----- SUPPLIED DATA -----
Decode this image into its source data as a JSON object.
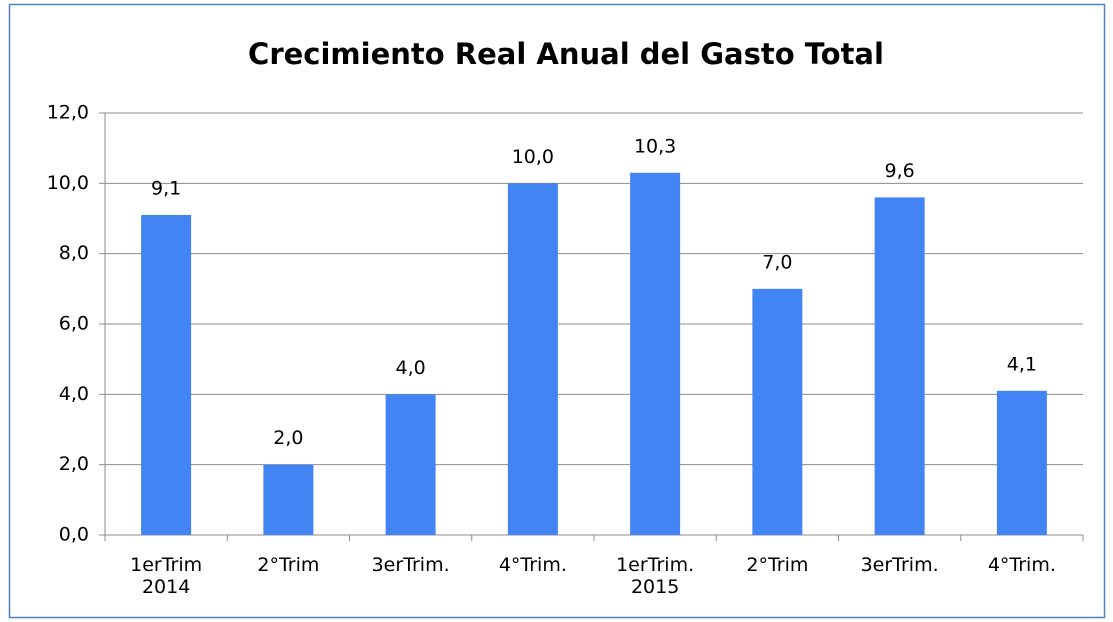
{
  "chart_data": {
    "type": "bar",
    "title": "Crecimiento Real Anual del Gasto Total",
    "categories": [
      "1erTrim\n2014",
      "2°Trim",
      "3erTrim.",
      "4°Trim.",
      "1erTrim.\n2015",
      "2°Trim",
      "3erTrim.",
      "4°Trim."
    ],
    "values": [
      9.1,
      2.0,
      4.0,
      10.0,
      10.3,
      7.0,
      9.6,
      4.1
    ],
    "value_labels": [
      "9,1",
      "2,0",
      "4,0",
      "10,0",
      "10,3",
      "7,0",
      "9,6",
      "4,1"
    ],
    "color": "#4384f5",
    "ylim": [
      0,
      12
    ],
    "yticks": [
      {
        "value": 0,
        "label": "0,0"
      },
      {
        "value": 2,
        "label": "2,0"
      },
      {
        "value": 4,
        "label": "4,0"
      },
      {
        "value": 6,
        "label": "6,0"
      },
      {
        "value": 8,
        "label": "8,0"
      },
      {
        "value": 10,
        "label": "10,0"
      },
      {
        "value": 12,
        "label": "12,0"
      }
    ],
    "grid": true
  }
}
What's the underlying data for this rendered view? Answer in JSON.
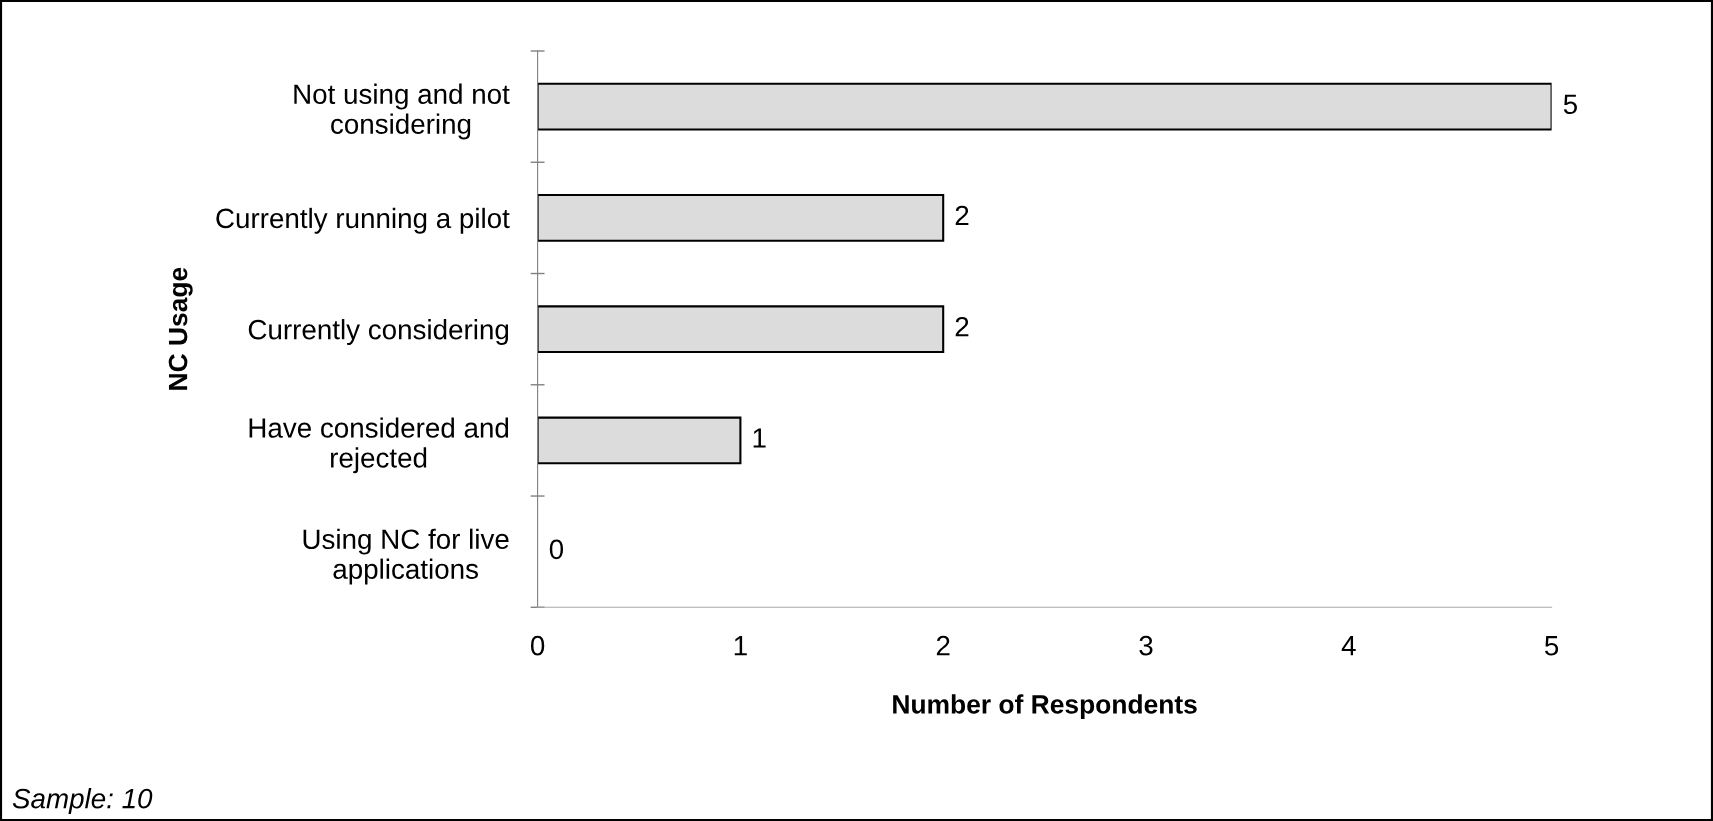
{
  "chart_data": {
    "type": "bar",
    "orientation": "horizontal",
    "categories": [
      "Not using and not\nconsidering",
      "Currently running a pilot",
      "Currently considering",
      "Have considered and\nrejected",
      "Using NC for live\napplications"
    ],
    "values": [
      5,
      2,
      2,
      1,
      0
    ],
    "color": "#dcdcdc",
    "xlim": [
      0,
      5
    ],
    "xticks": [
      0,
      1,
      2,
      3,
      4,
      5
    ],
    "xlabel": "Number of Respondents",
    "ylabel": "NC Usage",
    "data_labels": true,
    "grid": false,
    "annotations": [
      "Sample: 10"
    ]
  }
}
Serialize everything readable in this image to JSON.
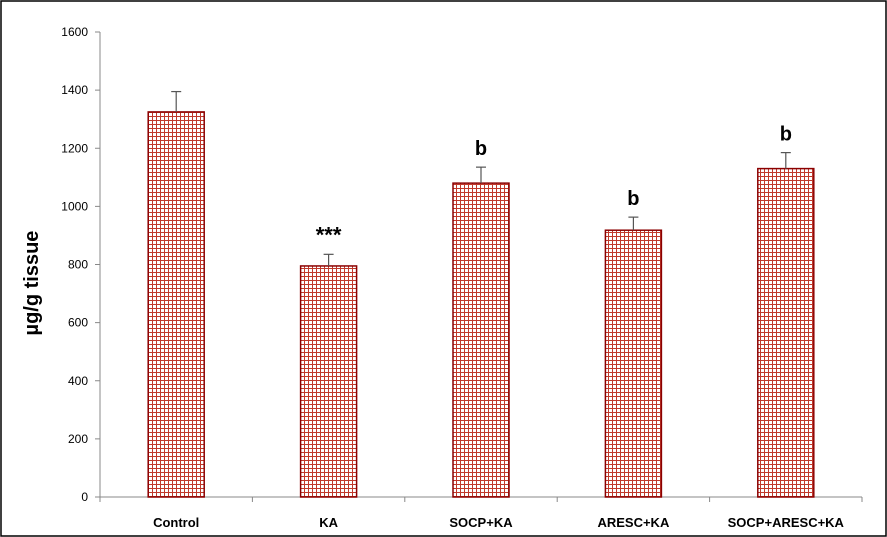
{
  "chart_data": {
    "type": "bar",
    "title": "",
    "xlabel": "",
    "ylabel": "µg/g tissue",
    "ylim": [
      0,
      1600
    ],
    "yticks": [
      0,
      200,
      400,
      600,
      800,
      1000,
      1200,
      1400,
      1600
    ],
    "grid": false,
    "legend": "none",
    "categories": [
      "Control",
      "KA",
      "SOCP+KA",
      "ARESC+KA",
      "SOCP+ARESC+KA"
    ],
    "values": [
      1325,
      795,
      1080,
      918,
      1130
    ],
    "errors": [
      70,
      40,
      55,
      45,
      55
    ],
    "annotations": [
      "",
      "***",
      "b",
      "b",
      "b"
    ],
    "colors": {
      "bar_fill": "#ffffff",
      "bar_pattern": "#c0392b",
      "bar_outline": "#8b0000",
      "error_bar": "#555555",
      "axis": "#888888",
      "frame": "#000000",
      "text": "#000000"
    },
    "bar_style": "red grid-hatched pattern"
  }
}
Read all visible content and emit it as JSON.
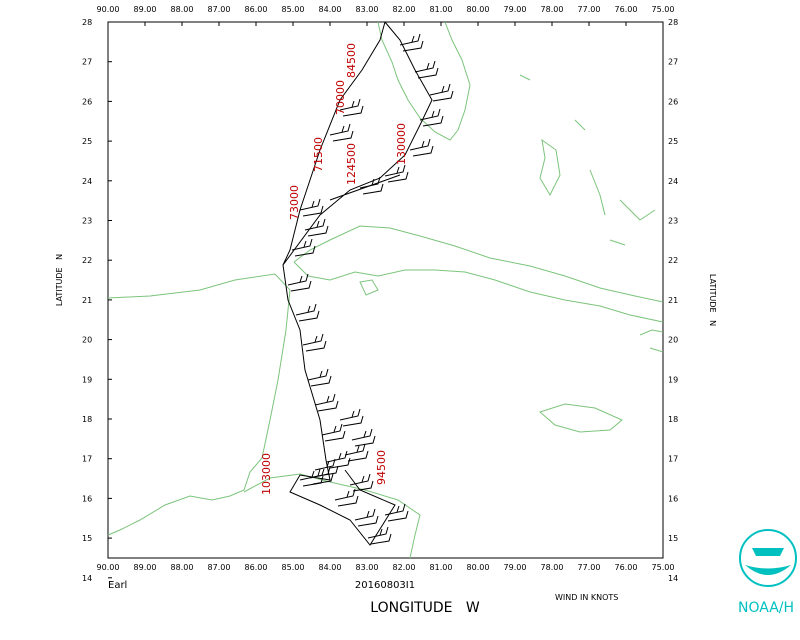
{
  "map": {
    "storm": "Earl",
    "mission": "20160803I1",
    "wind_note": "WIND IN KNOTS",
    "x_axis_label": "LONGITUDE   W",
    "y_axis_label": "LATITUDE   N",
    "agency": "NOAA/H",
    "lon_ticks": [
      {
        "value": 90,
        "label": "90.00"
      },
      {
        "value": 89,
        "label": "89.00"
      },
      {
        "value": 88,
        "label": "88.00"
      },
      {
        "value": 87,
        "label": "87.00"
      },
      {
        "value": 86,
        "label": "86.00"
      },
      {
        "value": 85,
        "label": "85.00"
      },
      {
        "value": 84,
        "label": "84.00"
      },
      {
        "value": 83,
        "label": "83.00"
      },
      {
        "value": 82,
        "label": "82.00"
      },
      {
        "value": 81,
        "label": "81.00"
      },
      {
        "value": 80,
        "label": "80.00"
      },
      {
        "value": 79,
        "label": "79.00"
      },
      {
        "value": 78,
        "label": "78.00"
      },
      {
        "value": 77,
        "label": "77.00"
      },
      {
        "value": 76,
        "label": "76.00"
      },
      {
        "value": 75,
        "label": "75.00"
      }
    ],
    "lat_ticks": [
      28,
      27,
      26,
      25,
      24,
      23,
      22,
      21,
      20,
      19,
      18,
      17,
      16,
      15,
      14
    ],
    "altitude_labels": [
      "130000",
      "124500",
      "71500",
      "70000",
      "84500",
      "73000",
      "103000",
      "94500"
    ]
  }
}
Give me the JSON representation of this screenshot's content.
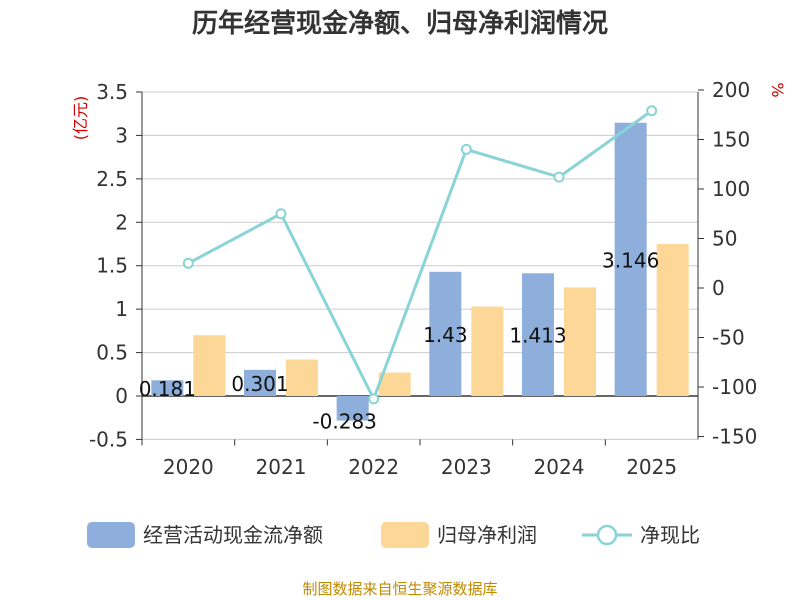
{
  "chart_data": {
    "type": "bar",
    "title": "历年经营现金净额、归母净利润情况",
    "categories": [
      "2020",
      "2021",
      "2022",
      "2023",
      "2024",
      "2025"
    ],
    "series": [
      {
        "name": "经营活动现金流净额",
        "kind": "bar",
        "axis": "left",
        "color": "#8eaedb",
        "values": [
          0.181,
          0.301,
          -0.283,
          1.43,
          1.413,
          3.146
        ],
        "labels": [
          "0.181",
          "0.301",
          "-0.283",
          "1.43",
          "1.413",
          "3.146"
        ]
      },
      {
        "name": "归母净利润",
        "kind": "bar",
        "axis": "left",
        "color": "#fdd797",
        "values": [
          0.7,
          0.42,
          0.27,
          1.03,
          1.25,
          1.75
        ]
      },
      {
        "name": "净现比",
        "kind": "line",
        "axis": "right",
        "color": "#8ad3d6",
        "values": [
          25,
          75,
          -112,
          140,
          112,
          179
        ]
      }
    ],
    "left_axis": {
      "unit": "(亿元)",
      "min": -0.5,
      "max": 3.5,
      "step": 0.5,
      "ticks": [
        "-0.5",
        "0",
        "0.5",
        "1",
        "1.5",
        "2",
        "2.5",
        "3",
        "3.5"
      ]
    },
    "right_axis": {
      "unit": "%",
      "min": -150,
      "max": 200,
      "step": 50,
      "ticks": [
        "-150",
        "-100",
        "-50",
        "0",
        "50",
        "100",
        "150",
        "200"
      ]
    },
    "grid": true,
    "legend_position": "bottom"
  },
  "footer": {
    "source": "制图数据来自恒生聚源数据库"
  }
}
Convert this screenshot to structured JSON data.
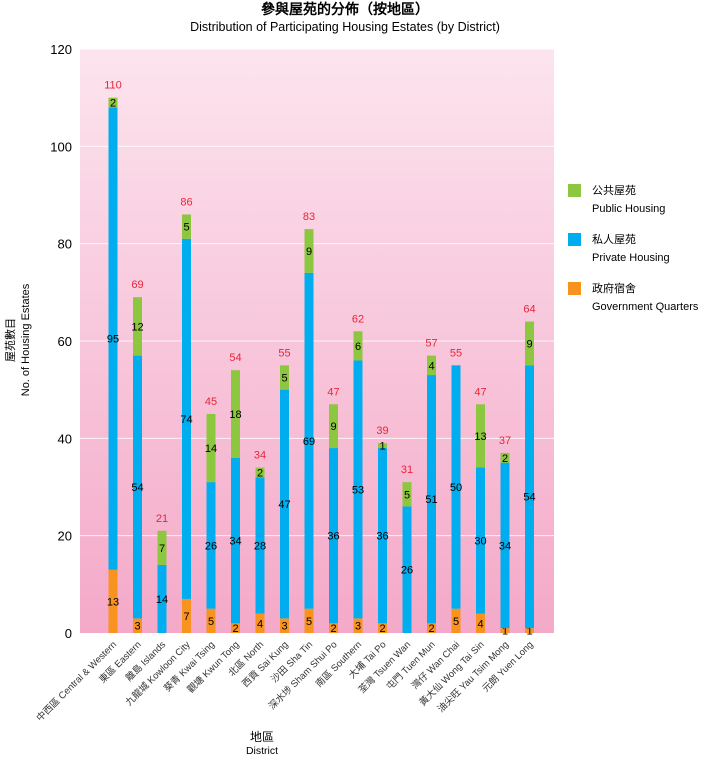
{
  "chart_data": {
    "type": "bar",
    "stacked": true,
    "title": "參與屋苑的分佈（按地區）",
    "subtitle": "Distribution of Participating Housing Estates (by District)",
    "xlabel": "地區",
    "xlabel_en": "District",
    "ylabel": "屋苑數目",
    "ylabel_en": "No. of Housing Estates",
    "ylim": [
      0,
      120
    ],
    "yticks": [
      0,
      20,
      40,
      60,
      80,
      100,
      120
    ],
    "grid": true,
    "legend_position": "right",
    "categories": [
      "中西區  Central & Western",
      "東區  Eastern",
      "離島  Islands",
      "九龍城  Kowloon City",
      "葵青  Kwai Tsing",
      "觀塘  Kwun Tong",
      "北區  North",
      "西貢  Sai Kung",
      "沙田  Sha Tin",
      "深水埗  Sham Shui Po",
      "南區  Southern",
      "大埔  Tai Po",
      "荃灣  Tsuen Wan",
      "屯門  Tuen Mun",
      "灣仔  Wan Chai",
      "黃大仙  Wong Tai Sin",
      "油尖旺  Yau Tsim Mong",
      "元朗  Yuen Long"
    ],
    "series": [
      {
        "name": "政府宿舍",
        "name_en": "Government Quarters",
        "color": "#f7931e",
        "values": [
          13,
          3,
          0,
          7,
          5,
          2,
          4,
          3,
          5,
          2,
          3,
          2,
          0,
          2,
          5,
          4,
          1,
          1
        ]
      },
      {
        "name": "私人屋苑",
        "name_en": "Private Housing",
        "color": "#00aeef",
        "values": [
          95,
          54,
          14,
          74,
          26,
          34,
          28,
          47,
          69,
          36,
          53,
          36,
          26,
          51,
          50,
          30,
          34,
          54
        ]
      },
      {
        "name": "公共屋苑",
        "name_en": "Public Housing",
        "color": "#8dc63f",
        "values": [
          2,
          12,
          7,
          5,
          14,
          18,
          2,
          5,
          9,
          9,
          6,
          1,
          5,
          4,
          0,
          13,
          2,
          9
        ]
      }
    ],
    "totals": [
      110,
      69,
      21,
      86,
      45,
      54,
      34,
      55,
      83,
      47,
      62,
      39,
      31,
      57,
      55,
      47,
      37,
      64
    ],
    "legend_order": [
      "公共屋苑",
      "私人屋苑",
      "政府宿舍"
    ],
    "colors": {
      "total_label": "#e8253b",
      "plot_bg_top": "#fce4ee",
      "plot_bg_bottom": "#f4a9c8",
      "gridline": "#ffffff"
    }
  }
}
-----
THE EXERCISE: Extract every line from the records above that contains the word "District".

EXPECTED OUTPUT:
    "subtitle": "Distribution of Participating Housing Estates (by District)",
    "xlabel_en": "District",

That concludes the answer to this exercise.